Figure data in JSON:
## START

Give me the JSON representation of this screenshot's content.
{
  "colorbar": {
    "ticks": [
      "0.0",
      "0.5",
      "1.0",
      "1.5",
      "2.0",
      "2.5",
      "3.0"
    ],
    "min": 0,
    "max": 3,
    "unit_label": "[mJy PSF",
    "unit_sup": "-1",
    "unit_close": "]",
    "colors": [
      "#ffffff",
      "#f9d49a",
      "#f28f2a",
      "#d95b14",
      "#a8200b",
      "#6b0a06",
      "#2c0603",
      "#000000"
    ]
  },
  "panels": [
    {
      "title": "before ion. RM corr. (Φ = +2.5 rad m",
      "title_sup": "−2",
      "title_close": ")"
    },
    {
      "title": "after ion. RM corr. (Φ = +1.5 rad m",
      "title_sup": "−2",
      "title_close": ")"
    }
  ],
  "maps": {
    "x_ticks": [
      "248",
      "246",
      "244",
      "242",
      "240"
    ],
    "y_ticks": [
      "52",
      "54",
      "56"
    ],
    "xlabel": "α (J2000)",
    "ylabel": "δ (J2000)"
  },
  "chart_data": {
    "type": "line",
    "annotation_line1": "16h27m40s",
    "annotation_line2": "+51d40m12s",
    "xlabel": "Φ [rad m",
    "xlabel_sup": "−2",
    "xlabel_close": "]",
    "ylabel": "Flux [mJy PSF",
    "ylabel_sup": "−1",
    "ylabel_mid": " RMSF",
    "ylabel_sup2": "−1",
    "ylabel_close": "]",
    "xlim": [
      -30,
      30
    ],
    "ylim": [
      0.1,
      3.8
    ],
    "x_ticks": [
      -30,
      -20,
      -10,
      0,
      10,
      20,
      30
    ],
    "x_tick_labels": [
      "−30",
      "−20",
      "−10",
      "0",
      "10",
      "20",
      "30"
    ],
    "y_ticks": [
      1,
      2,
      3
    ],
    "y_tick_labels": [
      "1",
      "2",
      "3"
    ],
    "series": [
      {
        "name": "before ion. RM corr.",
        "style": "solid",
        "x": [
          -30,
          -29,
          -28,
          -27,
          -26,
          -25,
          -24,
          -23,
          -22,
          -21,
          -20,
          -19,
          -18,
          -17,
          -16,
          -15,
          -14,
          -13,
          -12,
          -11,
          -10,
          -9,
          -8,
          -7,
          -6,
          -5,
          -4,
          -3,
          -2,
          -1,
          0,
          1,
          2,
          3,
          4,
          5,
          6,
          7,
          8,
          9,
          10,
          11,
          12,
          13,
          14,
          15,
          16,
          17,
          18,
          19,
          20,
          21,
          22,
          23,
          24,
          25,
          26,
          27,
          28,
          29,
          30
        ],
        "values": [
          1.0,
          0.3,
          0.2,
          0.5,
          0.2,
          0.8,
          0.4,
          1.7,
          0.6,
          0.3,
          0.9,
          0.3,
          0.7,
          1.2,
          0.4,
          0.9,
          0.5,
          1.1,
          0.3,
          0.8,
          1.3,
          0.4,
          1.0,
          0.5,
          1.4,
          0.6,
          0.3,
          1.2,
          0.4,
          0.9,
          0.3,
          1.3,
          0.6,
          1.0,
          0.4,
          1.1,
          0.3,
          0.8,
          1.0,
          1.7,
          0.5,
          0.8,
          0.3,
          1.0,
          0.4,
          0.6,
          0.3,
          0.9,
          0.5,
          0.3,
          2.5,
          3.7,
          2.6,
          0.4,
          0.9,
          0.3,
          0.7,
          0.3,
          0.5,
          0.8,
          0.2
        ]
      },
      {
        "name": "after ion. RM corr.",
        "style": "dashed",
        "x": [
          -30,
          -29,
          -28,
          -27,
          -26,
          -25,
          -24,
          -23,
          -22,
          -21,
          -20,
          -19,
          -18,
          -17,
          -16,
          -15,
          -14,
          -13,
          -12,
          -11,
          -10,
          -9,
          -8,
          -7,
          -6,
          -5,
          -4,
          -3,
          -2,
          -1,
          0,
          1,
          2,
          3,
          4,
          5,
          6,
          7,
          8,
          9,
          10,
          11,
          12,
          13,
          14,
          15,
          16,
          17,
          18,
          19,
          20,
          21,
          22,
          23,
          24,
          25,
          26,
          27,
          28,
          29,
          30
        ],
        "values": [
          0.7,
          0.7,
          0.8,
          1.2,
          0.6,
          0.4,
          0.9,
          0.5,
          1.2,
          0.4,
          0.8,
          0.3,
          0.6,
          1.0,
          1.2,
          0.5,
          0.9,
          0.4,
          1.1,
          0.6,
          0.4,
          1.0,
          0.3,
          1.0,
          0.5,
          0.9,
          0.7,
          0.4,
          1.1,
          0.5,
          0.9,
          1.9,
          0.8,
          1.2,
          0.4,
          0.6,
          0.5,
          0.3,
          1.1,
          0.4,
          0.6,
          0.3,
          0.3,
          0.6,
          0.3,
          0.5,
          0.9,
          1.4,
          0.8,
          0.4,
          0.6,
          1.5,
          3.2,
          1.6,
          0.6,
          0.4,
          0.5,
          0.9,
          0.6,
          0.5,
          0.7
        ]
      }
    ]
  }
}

## END

What to produce
Reproduce the material exactly, with every line intact.

Finished task
Give me the JSON representation of this screenshot's content.
{
  "colorbar": {
    "ticks": [
      "0.0",
      "0.5",
      "1.0",
      "1.5",
      "2.0",
      "2.5",
      "3.0"
    ],
    "min": 0,
    "max": 3,
    "unit_label": "[mJy PSF",
    "unit_sup": "-1",
    "unit_close": "]",
    "colors": [
      "#ffffff",
      "#f9d49a",
      "#f28f2a",
      "#d95b14",
      "#a8200b",
      "#6b0a06",
      "#2c0603",
      "#000000"
    ]
  },
  "panels": [
    {
      "title": "before ion. RM corr. (Φ = +2.5 rad m",
      "title_sup": "−2",
      "title_close": ")"
    },
    {
      "title": "after ion. RM corr. (Φ = +1.5 rad m",
      "title_sup": "−2",
      "title_close": ")"
    }
  ],
  "maps": {
    "x_ticks": [
      "248",
      "246",
      "244",
      "242",
      "240"
    ],
    "y_ticks": [
      "52",
      "54",
      "56"
    ],
    "xlabel": "α (J2000)",
    "ylabel": "δ (J2000)"
  },
  "chart_data": {
    "type": "line",
    "annotation_line1": "16h27m40s",
    "annotation_line2": "+51d40m12s",
    "xlabel": "Φ [rad m",
    "xlabel_sup": "−2",
    "xlabel_close": "]",
    "ylabel": "Flux [mJy PSF",
    "ylabel_sup": "−1",
    "ylabel_mid": " RMSF",
    "ylabel_sup2": "−1",
    "ylabel_close": "]",
    "xlim": [
      -30,
      30
    ],
    "ylim": [
      0.1,
      3.8
    ],
    "x_ticks": [
      -30,
      -20,
      -10,
      0,
      10,
      20,
      30
    ],
    "x_tick_labels": [
      "−30",
      "−20",
      "−10",
      "0",
      "10",
      "20",
      "30"
    ],
    "y_ticks": [
      1,
      2,
      3
    ],
    "y_tick_labels": [
      "1",
      "2",
      "3"
    ],
    "series": [
      {
        "name": "before ion. RM corr.",
        "style": "solid",
        "x": [
          -30,
          -29,
          -28,
          -27,
          -26,
          -25,
          -24,
          -23,
          -22,
          -21,
          -20,
          -19,
          -18,
          -17,
          -16,
          -15,
          -14,
          -13,
          -12,
          -11,
          -10,
          -9,
          -8,
          -7,
          -6,
          -5,
          -4,
          -3,
          -2,
          -1,
          0,
          1,
          2,
          3,
          4,
          5,
          6,
          7,
          8,
          9,
          10,
          11,
          12,
          13,
          14,
          15,
          16,
          17,
          18,
          19,
          20,
          21,
          22,
          23,
          24,
          25,
          26,
          27,
          28,
          29,
          30
        ],
        "values": [
          1.0,
          0.3,
          0.2,
          0.5,
          0.2,
          0.8,
          0.4,
          1.7,
          0.6,
          0.3,
          0.9,
          0.3,
          0.7,
          1.2,
          0.4,
          0.9,
          0.5,
          1.1,
          0.3,
          0.8,
          1.3,
          0.4,
          1.0,
          0.5,
          1.4,
          0.6,
          0.3,
          1.2,
          0.4,
          0.9,
          0.3,
          1.3,
          0.6,
          1.0,
          0.4,
          1.1,
          0.3,
          0.8,
          1.0,
          1.7,
          0.5,
          0.8,
          0.3,
          1.0,
          0.4,
          0.6,
          0.3,
          0.9,
          0.5,
          0.3,
          2.5,
          3.7,
          2.6,
          0.4,
          0.9,
          0.3,
          0.7,
          0.3,
          0.5,
          0.8,
          0.2
        ]
      },
      {
        "name": "after ion. RM corr.",
        "style": "dashed",
        "x": [
          -30,
          -29,
          -28,
          -27,
          -26,
          -25,
          -24,
          -23,
          -22,
          -21,
          -20,
          -19,
          -18,
          -17,
          -16,
          -15,
          -14,
          -13,
          -12,
          -11,
          -10,
          -9,
          -8,
          -7,
          -6,
          -5,
          -4,
          -3,
          -2,
          -1,
          0,
          1,
          2,
          3,
          4,
          5,
          6,
          7,
          8,
          9,
          10,
          11,
          12,
          13,
          14,
          15,
          16,
          17,
          18,
          19,
          20,
          21,
          22,
          23,
          24,
          25,
          26,
          27,
          28,
          29,
          30
        ],
        "values": [
          0.7,
          0.7,
          0.8,
          1.2,
          0.6,
          0.4,
          0.9,
          0.5,
          1.2,
          0.4,
          0.8,
          0.3,
          0.6,
          1.0,
          1.2,
          0.5,
          0.9,
          0.4,
          1.1,
          0.6,
          0.4,
          1.0,
          0.3,
          1.0,
          0.5,
          0.9,
          0.7,
          0.4,
          1.1,
          0.5,
          0.9,
          1.9,
          0.8,
          1.2,
          0.4,
          0.6,
          0.5,
          0.3,
          1.1,
          0.4,
          0.6,
          0.3,
          0.3,
          0.6,
          0.3,
          0.5,
          0.9,
          1.4,
          0.8,
          0.4,
          0.6,
          1.5,
          3.2,
          1.6,
          0.6,
          0.4,
          0.5,
          0.9,
          0.6,
          0.5,
          0.7
        ]
      }
    ]
  }
}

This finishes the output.